**TASK BRIEF**. Your task is to reproduce the material exactly.

— begin —

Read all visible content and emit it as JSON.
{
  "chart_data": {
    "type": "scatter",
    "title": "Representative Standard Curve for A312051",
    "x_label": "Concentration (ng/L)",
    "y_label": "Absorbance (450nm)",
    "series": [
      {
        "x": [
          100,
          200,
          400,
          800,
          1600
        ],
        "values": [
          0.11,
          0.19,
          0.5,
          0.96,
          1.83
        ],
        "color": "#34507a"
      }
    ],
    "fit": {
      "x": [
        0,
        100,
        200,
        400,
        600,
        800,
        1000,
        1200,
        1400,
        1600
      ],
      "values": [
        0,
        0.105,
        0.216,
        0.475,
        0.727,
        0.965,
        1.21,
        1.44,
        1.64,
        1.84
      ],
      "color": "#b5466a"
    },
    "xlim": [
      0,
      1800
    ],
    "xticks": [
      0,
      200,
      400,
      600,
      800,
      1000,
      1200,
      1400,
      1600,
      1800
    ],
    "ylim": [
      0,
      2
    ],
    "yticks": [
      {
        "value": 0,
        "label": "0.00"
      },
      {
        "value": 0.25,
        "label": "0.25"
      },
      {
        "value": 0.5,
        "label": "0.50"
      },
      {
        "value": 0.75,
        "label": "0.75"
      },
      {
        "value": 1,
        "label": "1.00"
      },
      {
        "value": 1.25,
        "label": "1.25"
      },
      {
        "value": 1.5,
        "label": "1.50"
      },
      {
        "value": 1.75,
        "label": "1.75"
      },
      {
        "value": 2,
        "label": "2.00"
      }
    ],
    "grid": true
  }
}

— end —

**SOLUTION TO THIS TASK**.
Read all visible content and emit it as JSON.
{
  "chart_data": {
    "type": "scatter",
    "title": "Representative Standard Curve for A312051",
    "x_label": "Concentration (ng/L)",
    "y_label": "Absorbance (450nm)",
    "series": [
      {
        "x": [
          100,
          200,
          400,
          800,
          1600
        ],
        "values": [
          0.11,
          0.19,
          0.5,
          0.96,
          1.83
        ],
        "color": "#34507a"
      }
    ],
    "fit": {
      "x": [
        0,
        100,
        200,
        400,
        600,
        800,
        1000,
        1200,
        1400,
        1600
      ],
      "values": [
        0,
        0.105,
        0.216,
        0.475,
        0.727,
        0.965,
        1.21,
        1.44,
        1.64,
        1.84
      ],
      "color": "#b5466a"
    },
    "xlim": [
      0,
      1800
    ],
    "xticks": [
      0,
      200,
      400,
      600,
      800,
      1000,
      1200,
      1400,
      1600,
      1800
    ],
    "ylim": [
      0,
      2
    ],
    "yticks": [
      {
        "value": 0,
        "label": "0.00"
      },
      {
        "value": 0.25,
        "label": "0.25"
      },
      {
        "value": 0.5,
        "label": "0.50"
      },
      {
        "value": 0.75,
        "label": "0.75"
      },
      {
        "value": 1,
        "label": "1.00"
      },
      {
        "value": 1.25,
        "label": "1.25"
      },
      {
        "value": 1.5,
        "label": "1.50"
      },
      {
        "value": 1.75,
        "label": "1.75"
      },
      {
        "value": 2,
        "label": "2.00"
      }
    ],
    "grid": true
  }
}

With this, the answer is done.